Given task:
Write the data below out exactly as it stands. Do not include the pictures.

Records for the exercise:
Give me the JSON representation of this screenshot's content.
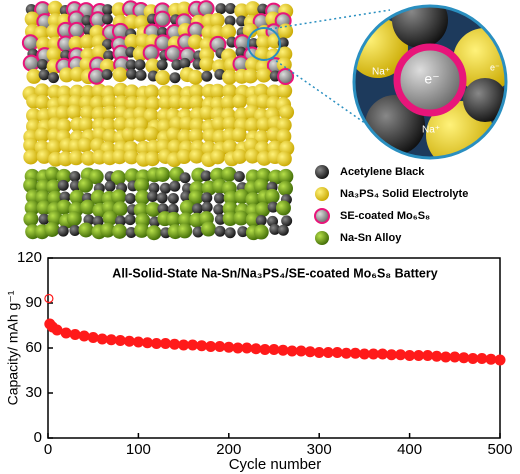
{
  "schematic": {
    "legend": [
      "Acetylene Black",
      "Na₃PS₄ Solid Electrolyte",
      "SE-coated Mo₆S₈",
      "Na-Sn Alloy"
    ],
    "zoom_labels": {
      "na_top": "Na⁺",
      "na_bottom": "Na⁺",
      "electron_center": "e⁻",
      "electron_side": "e⁻"
    }
  },
  "chart_data": {
    "type": "scatter",
    "title": "All-Solid-State Na-Sn/Na₃PS₄/SE-coated Mo₆S₈ Battery",
    "x_label": "Cycle number",
    "y_label": "Capacity/ mAh g⁻¹",
    "x": [
      1,
      2,
      5,
      10,
      20,
      30,
      40,
      50,
      60,
      70,
      80,
      90,
      100,
      110,
      120,
      130,
      140,
      150,
      160,
      170,
      180,
      190,
      200,
      210,
      220,
      230,
      240,
      250,
      260,
      270,
      280,
      290,
      300,
      310,
      320,
      330,
      340,
      350,
      360,
      370,
      380,
      390,
      400,
      410,
      420,
      430,
      440,
      450,
      460,
      470,
      480,
      490,
      500
    ],
    "values": [
      93,
      76,
      74,
      72,
      70,
      69,
      68,
      67,
      66,
      65.5,
      65,
      64.5,
      64,
      63.5,
      63,
      63,
      62.5,
      62,
      62,
      61.5,
      61,
      61,
      60.5,
      60,
      60,
      59.5,
      59,
      59,
      58.5,
      58,
      58,
      57.5,
      57,
      57,
      57,
      56.5,
      56.5,
      56,
      56,
      56,
      55.5,
      55.5,
      55,
      55,
      55,
      54.5,
      54,
      54,
      53.5,
      53,
      53,
      52.5,
      52
    ],
    "color": "#ff1a1a",
    "xlim": [
      0,
      500
    ],
    "ylim": [
      0,
      120
    ],
    "xticks": [
      0,
      100,
      200,
      300,
      400,
      500
    ],
    "yticks": [
      0,
      30,
      60,
      90,
      120
    ]
  }
}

Answer for this exercise:
Give me the JSON representation of this screenshot's content.
{
  "schematic": {
    "legend": [
      "Acetylene Black",
      "Na₃PS₄ Solid Electrolyte",
      "SE-coated Mo₆S₈",
      "Na-Sn Alloy"
    ],
    "zoom_labels": {
      "na_top": "Na⁺",
      "na_bottom": "Na⁺",
      "electron_center": "e⁻",
      "electron_side": "e⁻"
    }
  },
  "chart_data": {
    "type": "scatter",
    "title": "All-Solid-State Na-Sn/Na₃PS₄/SE-coated Mo₆S₈ Battery",
    "x_label": "Cycle number",
    "y_label": "Capacity/ mAh g⁻¹",
    "x": [
      1,
      2,
      5,
      10,
      20,
      30,
      40,
      50,
      60,
      70,
      80,
      90,
      100,
      110,
      120,
      130,
      140,
      150,
      160,
      170,
      180,
      190,
      200,
      210,
      220,
      230,
      240,
      250,
      260,
      270,
      280,
      290,
      300,
      310,
      320,
      330,
      340,
      350,
      360,
      370,
      380,
      390,
      400,
      410,
      420,
      430,
      440,
      450,
      460,
      470,
      480,
      490,
      500
    ],
    "values": [
      93,
      76,
      74,
      72,
      70,
      69,
      68,
      67,
      66,
      65.5,
      65,
      64.5,
      64,
      63.5,
      63,
      63,
      62.5,
      62,
      62,
      61.5,
      61,
      61,
      60.5,
      60,
      60,
      59.5,
      59,
      59,
      58.5,
      58,
      58,
      57.5,
      57,
      57,
      57,
      56.5,
      56.5,
      56,
      56,
      56,
      55.5,
      55.5,
      55,
      55,
      55,
      54.5,
      54,
      54,
      53.5,
      53,
      53,
      52.5,
      52
    ],
    "color": "#ff1a1a",
    "xlim": [
      0,
      500
    ],
    "ylim": [
      0,
      120
    ],
    "xticks": [
      0,
      100,
      200,
      300,
      400,
      500
    ],
    "yticks": [
      0,
      30,
      60,
      90,
      120
    ]
  }
}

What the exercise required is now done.